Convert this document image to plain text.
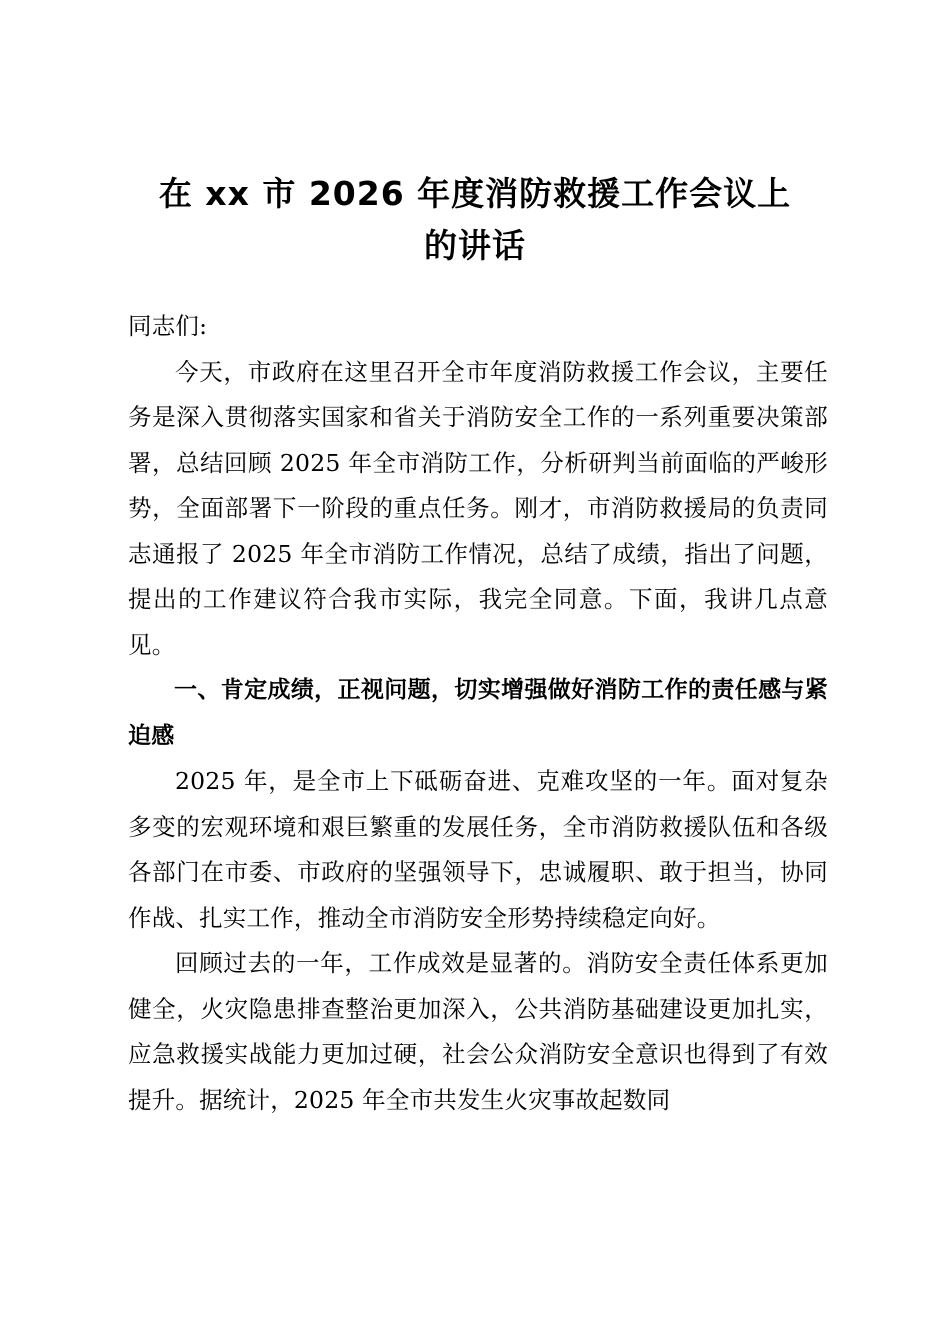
在 xx 市 2026 年度消防救援工作会议上
的讲话

同志们:

今天，市政府在这里召开全市年度消防救援工作会议，主要任务是深入贯彻落实国家和省关于消防安全工作的一系列重要决策部署，总结回顾 2025 年全市消防工作，分析研判当前面临的严峻形势，全面部署下一阶段的重点任务。刚才，市消防救援局的负责同志通报了 2025 年全市消防工作情况，总结了成绩，指出了问题，提出的工作建议符合我市实际，我完全同意。下面，我讲几点意见。

一、肯定成绩，正视问题，切实增强做好消防工作的责任感与紧迫感

2025 年，是全市上下砥砺奋进、克难攻坚的一年。面对复杂多变的宏观环境和艰巨繁重的发展任务，全市消防救援队伍和各级各部门在市委、市政府的坚强领导下，忠诚履职、敢于担当，协同作战、扎实工作，推动全市消防安全形势持续稳定向好。

回顾过去的一年，工作成效是显著的。消防安全责任体系更加健全，火灾隐患排查整治更加深入，公共消防基础建设更加扎实，应急救援实战能力更加过硬，社会公众消防安全意识也得到了有效提升。据统计，2025 年全市共发生火灾事故起数同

-------------------------

-- Task instructions --
Each entry must be retyped word for word, with every image omitted.

-- Exercise result --
Convert this document image to plain text.
在 xx 市 2026 年度消防救援工作会议上
的讲话

同志们:

今天，市政府在这里召开全市年度消防救援工作会议，主要任务是深入贯彻落实国家和省关于消防安全工作的一系列重要决策部署，总结回顾 2025 年全市消防工作，分析研判当前面临的严峻形势，全面部署下一阶段的重点任务。刚才，市消防救援局的负责同志通报了 2025 年全市消防工作情况，总结了成绩，指出了问题，提出的工作建议符合我市实际，我完全同意。下面，我讲几点意见。

一、肯定成绩，正视问题，切实增强做好消防工作的责任感与紧迫感

2025 年，是全市上下砥砺奋进、克难攻坚的一年。面对复杂多变的宏观环境和艰巨繁重的发展任务，全市消防救援队伍和各级各部门在市委、市政府的坚强领导下，忠诚履职、敢于担当，协同作战、扎实工作，推动全市消防安全形势持续稳定向好。

回顾过去的一年，工作成效是显著的。消防安全责任体系更加健全，火灾隐患排查整治更加深入，公共消防基础建设更加扎实，应急救援实战能力更加过硬，社会公众消防安全意识也得到了有效提升。据统计，2025 年全市共发生火灾事故起数同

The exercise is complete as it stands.